▶ _Exercise details_
Report only the number of lines in this material that include "arbetskraften".

▶ _Dataset extract_
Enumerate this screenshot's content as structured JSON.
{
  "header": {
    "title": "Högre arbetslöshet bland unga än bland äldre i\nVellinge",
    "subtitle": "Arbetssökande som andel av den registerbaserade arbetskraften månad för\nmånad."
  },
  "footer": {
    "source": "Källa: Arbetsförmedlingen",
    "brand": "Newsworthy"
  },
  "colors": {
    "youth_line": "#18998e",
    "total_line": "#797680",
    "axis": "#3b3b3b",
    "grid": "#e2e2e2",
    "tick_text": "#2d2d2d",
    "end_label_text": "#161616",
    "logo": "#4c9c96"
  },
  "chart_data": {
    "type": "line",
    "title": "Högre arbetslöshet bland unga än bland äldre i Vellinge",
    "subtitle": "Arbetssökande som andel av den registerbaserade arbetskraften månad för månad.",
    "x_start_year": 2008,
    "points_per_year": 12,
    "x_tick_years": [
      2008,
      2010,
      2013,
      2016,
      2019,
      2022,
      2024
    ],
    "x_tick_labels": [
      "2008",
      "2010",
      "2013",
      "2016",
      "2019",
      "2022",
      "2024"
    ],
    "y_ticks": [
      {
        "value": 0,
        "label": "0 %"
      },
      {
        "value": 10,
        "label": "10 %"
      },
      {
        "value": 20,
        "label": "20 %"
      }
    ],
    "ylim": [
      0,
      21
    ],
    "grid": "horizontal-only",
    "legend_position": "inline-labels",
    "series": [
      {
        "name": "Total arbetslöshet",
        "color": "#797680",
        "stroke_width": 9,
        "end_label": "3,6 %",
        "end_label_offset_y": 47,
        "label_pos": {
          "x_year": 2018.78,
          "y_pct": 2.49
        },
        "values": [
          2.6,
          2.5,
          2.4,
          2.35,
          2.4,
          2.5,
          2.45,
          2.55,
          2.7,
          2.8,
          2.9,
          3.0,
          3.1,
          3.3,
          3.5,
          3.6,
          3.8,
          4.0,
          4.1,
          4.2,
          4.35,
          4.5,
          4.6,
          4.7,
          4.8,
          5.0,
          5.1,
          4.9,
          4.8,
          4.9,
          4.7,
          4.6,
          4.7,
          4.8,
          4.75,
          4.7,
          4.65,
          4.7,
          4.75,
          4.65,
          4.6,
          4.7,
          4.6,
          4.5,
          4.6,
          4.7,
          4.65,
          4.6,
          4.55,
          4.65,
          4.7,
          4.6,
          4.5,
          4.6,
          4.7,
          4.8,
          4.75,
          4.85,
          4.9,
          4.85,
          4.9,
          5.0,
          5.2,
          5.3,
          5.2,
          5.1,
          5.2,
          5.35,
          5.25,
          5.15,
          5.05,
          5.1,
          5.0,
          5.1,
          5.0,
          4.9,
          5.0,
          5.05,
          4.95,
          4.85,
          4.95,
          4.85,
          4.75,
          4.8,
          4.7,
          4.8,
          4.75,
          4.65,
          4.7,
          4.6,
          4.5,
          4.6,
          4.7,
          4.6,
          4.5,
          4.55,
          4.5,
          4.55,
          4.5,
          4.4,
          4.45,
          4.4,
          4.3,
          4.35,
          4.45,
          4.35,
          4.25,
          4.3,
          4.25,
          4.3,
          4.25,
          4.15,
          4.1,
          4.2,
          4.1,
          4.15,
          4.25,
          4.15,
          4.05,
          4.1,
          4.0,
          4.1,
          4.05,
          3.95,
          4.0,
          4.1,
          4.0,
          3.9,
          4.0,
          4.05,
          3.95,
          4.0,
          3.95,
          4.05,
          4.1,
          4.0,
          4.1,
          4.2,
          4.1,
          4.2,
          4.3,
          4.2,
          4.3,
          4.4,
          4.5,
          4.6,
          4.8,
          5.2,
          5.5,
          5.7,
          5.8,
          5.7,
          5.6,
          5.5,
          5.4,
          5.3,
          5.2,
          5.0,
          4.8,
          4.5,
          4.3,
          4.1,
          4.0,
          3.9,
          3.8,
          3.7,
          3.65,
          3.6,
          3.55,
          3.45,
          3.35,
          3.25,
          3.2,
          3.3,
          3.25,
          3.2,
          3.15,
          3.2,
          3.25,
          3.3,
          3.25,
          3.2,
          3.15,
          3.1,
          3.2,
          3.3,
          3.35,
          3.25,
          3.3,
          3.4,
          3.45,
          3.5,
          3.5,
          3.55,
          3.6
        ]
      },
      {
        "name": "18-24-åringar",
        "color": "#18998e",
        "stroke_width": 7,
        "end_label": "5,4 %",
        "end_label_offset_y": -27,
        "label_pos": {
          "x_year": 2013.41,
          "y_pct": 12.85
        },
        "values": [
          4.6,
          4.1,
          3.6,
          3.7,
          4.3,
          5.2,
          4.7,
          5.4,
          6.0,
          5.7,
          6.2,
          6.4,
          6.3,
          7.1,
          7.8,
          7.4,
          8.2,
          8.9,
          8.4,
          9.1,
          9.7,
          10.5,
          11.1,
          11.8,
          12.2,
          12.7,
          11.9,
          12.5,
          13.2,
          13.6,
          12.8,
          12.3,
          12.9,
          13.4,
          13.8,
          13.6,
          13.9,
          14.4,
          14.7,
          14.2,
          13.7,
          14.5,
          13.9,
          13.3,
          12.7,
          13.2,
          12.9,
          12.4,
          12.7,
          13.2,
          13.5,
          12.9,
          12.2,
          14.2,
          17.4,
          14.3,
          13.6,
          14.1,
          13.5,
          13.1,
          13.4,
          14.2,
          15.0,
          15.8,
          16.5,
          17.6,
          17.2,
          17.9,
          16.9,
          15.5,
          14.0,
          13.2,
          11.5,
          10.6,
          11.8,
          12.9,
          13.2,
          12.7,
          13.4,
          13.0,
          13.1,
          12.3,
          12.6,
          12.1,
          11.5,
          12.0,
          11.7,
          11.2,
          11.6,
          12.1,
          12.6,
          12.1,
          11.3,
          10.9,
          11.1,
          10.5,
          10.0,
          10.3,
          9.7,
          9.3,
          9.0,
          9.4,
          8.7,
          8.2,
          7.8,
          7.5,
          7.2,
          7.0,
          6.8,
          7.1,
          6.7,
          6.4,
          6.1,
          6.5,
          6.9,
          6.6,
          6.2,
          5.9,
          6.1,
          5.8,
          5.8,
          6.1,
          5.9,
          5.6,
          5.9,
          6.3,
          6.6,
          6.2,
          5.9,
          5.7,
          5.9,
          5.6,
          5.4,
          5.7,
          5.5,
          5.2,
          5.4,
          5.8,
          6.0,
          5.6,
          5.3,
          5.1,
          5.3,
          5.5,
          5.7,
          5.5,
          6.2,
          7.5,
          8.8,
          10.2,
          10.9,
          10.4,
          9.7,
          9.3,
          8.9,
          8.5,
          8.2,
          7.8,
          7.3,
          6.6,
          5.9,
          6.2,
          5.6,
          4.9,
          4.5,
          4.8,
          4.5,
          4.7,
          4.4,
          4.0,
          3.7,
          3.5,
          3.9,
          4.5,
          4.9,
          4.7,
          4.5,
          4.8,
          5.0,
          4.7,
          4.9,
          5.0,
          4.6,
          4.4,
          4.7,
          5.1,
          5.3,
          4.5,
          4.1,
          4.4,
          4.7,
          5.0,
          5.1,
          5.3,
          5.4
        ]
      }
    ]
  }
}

▶ _Completed task_
2